* _What you should do_
Repeat the entire listing exactly.

* _Records from a data source_
— START —

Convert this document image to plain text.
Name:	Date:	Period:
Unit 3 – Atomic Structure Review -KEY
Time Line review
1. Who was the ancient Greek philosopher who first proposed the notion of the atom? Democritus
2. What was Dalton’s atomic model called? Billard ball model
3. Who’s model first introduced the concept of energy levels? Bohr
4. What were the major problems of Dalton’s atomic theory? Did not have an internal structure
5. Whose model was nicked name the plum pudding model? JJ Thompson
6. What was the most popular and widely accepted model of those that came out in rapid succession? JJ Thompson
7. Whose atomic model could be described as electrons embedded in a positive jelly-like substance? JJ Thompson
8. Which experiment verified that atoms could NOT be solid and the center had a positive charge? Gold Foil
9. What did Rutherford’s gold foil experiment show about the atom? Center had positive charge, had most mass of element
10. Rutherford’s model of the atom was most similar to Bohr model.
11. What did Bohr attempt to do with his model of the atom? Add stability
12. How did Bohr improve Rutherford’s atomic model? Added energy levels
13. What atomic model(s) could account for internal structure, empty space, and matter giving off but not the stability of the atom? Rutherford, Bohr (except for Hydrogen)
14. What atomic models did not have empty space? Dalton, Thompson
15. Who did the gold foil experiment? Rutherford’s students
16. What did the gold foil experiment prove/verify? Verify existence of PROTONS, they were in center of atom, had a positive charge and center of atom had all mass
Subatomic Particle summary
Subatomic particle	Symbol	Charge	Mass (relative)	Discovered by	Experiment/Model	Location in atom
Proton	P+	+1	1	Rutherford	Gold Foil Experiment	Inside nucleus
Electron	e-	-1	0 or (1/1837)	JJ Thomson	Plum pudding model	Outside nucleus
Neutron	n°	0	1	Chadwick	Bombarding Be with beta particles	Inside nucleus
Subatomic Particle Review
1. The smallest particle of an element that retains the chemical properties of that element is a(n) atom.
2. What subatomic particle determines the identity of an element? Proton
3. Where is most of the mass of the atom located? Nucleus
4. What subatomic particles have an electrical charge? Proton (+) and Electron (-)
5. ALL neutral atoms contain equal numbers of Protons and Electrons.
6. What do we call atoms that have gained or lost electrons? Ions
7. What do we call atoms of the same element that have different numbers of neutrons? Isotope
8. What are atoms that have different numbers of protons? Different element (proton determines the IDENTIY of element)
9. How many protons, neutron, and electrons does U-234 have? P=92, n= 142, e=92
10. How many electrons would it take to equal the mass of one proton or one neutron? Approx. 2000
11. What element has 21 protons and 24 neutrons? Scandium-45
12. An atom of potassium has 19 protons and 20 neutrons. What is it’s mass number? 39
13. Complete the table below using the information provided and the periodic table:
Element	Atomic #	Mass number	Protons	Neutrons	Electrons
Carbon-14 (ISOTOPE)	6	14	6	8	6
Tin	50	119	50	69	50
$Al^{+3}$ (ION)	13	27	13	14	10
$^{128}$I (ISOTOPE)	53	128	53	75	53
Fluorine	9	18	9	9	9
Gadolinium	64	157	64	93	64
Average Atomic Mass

— END —

* _Response_
Convert this document image to plain text.
Name:	Date:	Period:
Unit 3 – Atomic Structure Review -KEY
Time Line review
1. Who was the ancient Greek philosopher who first proposed the notion of the atom? Democritus
2. What was Dalton’s atomic model called? Billard ball model
3. Who’s model first introduced the concept of energy levels? Bohr
4. What were the major problems of Dalton’s atomic theory? Did not have an internal structure
5. Whose model was nicked name the plum pudding model? JJ Thompson
6. What was the most popular and widely accepted model of those that came out in rapid succession? JJ Thompson
7. Whose atomic model could be described as electrons embedded in a positive jelly-like substance? JJ Thompson
8. Which experiment verified that atoms could NOT be solid and the center had a positive charge? Gold Foil
9. What did Rutherford’s gold foil experiment show about the atom? Center had positive charge, had most mass of element
10. Rutherford’s model of the atom was most similar to Bohr model.
11. What did Bohr attempt to do with his model of the atom? Add stability
12. How did Bohr improve Rutherford’s atomic model? Added energy levels
13. What atomic model(s) could account for internal structure, empty space, and matter giving off but not the stability of the atom? Rutherford, Bohr (except for Hydrogen)
14. What atomic models did not have empty space? Dalton, Thompson
15. Who did the gold foil experiment? Rutherford’s students
16. What did the gold foil experiment prove/verify? Verify existence of PROTONS, they were in center of atom, had a positive charge and center of atom had all mass
Subatomic Particle summary
Subatomic particle	Symbol	Charge	Mass (relative)	Discovered by	Experiment/Model	Location in atom
Proton	P+	+1	1	Rutherford	Gold Foil Experiment	Inside nucleus
Electron	e-	-1	0 or (1/1837)	JJ Thomson	Plum pudding model	Outside nucleus
Neutron	n°	0	1	Chadwick	Bombarding Be with beta particles	Inside nucleus
Subatomic Particle Review
1. The smallest particle of an element that retains the chemical properties of that element is a(n) atom.
2. What subatomic particle determines the identity of an element? Proton
3. Where is most of the mass of the atom located? Nucleus
4. What subatomic particles have an electrical charge? Proton (+) and Electron (-)
5. ALL neutral atoms contain equal numbers of Protons and Electrons.
6. What do we call atoms that have gained or lost electrons? Ions
7. What do we call atoms of the same element that have different numbers of neutrons? Isotope
8. What are atoms that have different numbers of protons? Different element (proton determines the IDENTIY of element)
9. How many protons, neutron, and electrons does U-234 have? P=92, n= 142, e=92
10. How many electrons would it take to equal the mass of one proton or one neutron? Approx. 2000
11. What element has 21 protons and 24 neutrons? Scandium-45
12. An atom of potassium has 19 protons and 20 neutrons. What is it’s mass number? 39
13. Complete the table below using the information provided and the periodic table:
Element	Atomic #	Mass number	Protons	Neutrons	Electrons
Carbon-14 (ISOTOPE)	6	14	6	8	6
Tin	50	119	50	69	50
$Al^{+3}$ (ION)	13	27	13	14	10
$^{128}$I (ISOTOPE)	53	128	53	75	53
Fluorine	9	18	9	9	9
Gadolinium	64	157	64	93	64
Average Atomic Mass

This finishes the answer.